> **YOUR GOAL**: Return every line of the material exactly.

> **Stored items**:
# # #

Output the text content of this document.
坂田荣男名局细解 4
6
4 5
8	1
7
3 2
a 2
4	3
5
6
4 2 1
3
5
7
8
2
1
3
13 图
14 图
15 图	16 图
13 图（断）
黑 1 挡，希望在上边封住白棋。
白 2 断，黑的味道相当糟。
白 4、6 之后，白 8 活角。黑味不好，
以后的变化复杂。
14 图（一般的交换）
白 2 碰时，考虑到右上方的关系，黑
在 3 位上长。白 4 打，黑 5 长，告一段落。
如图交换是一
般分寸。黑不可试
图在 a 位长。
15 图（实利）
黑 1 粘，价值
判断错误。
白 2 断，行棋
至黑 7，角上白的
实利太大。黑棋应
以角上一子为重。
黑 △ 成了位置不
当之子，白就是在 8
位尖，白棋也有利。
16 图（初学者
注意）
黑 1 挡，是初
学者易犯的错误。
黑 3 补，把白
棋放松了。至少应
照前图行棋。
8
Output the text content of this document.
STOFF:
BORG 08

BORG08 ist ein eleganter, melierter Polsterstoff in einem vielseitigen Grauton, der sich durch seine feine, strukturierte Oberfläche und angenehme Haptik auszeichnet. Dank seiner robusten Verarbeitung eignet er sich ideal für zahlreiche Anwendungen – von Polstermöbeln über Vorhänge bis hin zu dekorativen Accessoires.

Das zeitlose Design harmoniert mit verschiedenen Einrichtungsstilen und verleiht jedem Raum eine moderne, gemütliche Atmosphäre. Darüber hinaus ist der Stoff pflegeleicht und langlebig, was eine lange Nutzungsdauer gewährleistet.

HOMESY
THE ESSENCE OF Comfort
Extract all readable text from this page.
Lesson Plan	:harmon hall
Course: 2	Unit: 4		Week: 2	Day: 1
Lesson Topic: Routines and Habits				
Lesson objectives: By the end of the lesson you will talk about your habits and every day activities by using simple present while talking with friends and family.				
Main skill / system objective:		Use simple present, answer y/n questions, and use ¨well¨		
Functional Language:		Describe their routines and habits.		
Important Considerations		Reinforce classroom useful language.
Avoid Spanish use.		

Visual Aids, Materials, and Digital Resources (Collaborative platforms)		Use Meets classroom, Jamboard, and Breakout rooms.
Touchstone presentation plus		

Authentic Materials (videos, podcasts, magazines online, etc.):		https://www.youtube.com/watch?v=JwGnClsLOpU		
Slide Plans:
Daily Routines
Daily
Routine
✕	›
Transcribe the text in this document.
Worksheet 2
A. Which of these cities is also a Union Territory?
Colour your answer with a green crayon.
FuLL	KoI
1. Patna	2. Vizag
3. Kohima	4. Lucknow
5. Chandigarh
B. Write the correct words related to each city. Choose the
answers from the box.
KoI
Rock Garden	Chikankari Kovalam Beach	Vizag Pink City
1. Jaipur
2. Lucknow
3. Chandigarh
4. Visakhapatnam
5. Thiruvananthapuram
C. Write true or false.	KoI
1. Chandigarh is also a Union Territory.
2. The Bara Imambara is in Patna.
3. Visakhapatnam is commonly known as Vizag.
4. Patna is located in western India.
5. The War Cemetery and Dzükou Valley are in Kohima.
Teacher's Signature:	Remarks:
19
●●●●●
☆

# # #

> **THE SOLUTION**:
Output the text content of this document.
坂田荣男名局细解 4
6
4 5
8	1
7
3 2
a 2
4	3
5
6
4 2 1
3
5
7
8
2
1
3
13 图
14 图
15 图	16 图
13 图（断）
黑 1 挡，希望在上边封住白棋。
白 2 断，黑的味道相当糟。
白 4、6 之后，白 8 活角。黑味不好，
以后的变化复杂。
14 图（一般的交换）
白 2 碰时，考虑到右上方的关系，黑
在 3 位上长。白 4 打，黑 5 长，告一段落。
如图交换是一
般分寸。黑不可试
图在 a 位长。
15 图（实利）
黑 1 粘，价值
判断错误。
白 2 断，行棋
至黑 7，角上白的
实利太大。黑棋应
以角上一子为重。
黑 △ 成了位置不
当之子，白就是在 8
位尖，白棋也有利。
16 图（初学者
注意）
黑 1 挡，是初
学者易犯的错误。
黑 3 补，把白
棋放松了。至少应
照前图行棋。
8
Output the text content of this document.
STOFF:
BORG 08

BORG08 ist ein eleganter, melierter Polsterstoff in einem vielseitigen Grauton, der sich durch seine feine, strukturierte Oberfläche und angenehme Haptik auszeichnet. Dank seiner robusten Verarbeitung eignet er sich ideal für zahlreiche Anwendungen – von Polstermöbeln über Vorhänge bis hin zu dekorativen Accessoires.

Das zeitlose Design harmoniert mit verschiedenen Einrichtungsstilen und verleiht jedem Raum eine moderne, gemütliche Atmosphäre. Darüber hinaus ist der Stoff pflegeleicht und langlebig, was eine lange Nutzungsdauer gewährleistet.

HOMESY
THE ESSENCE OF Comfort
Extract all readable text from this page.
Lesson Plan	:harmon hall
Course: 2	Unit: 4		Week: 2	Day: 1
Lesson Topic: Routines and Habits				
Lesson objectives: By the end of the lesson you will talk about your habits and every day activities by using simple present while talking with friends and family.				
Main skill / system objective:		Use simple present, answer y/n questions, and use ¨well¨		
Functional Language:		Describe their routines and habits.		
Important Considerations		Reinforce classroom useful language.
Avoid Spanish use.		

Visual Aids, Materials, and Digital Resources (Collaborative platforms)		Use Meets classroom, Jamboard, and Breakout rooms.
Touchstone presentation plus		

Authentic Materials (videos, podcasts, magazines online, etc.):		https://www.youtube.com/watch?v=JwGnClsLOpU		
Slide Plans:
Daily Routines
Daily
Routine
✕	›
Transcribe the text in this document.
Worksheet 2
A. Which of these cities is also a Union Territory?
Colour your answer with a green crayon.
FuLL	KoI
1. Patna	2. Vizag
3. Kohima	4. Lucknow
5. Chandigarh
B. Write the correct words related to each city. Choose the
answers from the box.
KoI
Rock Garden	Chikankari Kovalam Beach	Vizag Pink City
1. Jaipur
2. Lucknow
3. Chandigarh
4. Visakhapatnam
5. Thiruvananthapuram
C. Write true or false.	KoI
1. Chandigarh is also a Union Territory.
2. The Bara Imambara is in Patna.
3. Visakhapatnam is commonly known as Vizag.
4. Patna is located in western India.
5. The War Cemetery and Dzükou Valley are in Kohima.
Teacher's Signature:	Remarks:
19
●●●●●
☆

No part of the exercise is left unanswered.